⟨

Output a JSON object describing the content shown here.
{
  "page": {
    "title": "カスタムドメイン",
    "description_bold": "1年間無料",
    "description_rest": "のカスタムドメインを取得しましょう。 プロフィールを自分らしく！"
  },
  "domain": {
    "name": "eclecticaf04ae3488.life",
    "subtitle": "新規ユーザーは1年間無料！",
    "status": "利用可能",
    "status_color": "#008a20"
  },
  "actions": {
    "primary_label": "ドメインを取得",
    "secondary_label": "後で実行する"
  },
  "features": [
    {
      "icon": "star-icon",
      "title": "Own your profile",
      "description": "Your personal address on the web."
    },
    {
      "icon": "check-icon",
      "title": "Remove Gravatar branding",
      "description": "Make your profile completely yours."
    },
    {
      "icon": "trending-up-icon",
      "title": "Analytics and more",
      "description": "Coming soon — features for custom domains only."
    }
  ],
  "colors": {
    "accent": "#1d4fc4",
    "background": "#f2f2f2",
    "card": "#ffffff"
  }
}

⟩

◆ Written instruction
Each line of the material must be restated exactly.

◆ Exercise result
Output a JSON object describing the content shown here.
{
  "page": {
    "title": "カスタムドメイン",
    "description_bold": "1年間無料",
    "description_rest": "のカスタムドメインを取得しましょう。 プロフィールを自分らしく！"
  },
  "domain": {
    "name": "eclecticaf04ae3488.life",
    "subtitle": "新規ユーザーは1年間無料！",
    "status": "利用可能",
    "status_color": "#008a20"
  },
  "actions": {
    "primary_label": "ドメインを取得",
    "secondary_label": "後で実行する"
  },
  "features": [
    {
      "icon": "star-icon",
      "title": "Own your profile",
      "description": "Your personal address on the web."
    },
    {
      "icon": "check-icon",
      "title": "Remove Gravatar branding",
      "description": "Make your profile completely yours."
    },
    {
      "icon": "trending-up-icon",
      "title": "Analytics and more",
      "description": "Coming soon — features for custom domains only."
    }
  ],
  "colors": {
    "accent": "#1d4fc4",
    "background": "#f2f2f2",
    "card": "#ffffff"
  }
}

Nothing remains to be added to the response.